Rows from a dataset

━━━━━━━━━━━━━━━━━━━━

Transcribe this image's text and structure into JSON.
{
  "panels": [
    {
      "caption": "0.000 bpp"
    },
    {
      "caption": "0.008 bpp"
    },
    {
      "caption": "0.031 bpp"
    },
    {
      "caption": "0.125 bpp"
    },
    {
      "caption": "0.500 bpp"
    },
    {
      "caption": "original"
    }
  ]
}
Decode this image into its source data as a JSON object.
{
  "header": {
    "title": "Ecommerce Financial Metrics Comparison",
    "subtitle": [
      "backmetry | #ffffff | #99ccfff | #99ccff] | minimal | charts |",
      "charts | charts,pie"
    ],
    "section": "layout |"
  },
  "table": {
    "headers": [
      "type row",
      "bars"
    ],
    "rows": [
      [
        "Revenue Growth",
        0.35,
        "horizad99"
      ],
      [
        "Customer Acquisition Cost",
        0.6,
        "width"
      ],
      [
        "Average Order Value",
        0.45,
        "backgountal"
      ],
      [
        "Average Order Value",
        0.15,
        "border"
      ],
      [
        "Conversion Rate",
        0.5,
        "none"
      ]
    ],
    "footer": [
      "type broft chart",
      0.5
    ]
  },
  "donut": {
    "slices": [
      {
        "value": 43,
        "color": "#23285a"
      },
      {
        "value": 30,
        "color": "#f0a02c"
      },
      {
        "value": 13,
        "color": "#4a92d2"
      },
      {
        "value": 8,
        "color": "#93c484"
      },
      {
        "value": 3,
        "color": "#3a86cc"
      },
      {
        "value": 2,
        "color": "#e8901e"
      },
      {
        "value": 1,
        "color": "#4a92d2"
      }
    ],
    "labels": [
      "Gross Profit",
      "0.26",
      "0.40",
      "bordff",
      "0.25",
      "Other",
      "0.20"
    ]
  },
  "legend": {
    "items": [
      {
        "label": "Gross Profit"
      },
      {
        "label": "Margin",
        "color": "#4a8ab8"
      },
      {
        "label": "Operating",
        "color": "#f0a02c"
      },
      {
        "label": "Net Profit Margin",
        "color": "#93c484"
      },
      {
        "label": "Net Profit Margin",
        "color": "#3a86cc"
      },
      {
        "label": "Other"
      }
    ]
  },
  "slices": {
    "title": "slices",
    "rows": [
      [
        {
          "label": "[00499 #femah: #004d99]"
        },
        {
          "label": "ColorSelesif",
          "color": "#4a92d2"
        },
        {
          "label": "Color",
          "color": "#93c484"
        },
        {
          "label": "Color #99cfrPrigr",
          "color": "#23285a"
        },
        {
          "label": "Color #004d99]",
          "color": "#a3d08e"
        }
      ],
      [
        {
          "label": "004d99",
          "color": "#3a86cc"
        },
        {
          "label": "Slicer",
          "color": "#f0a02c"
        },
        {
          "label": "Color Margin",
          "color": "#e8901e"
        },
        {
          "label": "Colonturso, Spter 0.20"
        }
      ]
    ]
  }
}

━━━━━━━━━━━━━━━━━━━━

### WHAT YOU HAVE TO DO:
Check each line of the records for "JSON" and copy the ones that contain it.

### COMPLETE ANSWER:
Transcribe this image's text and structure into JSON.
Decode this image into its source data as a JSON object.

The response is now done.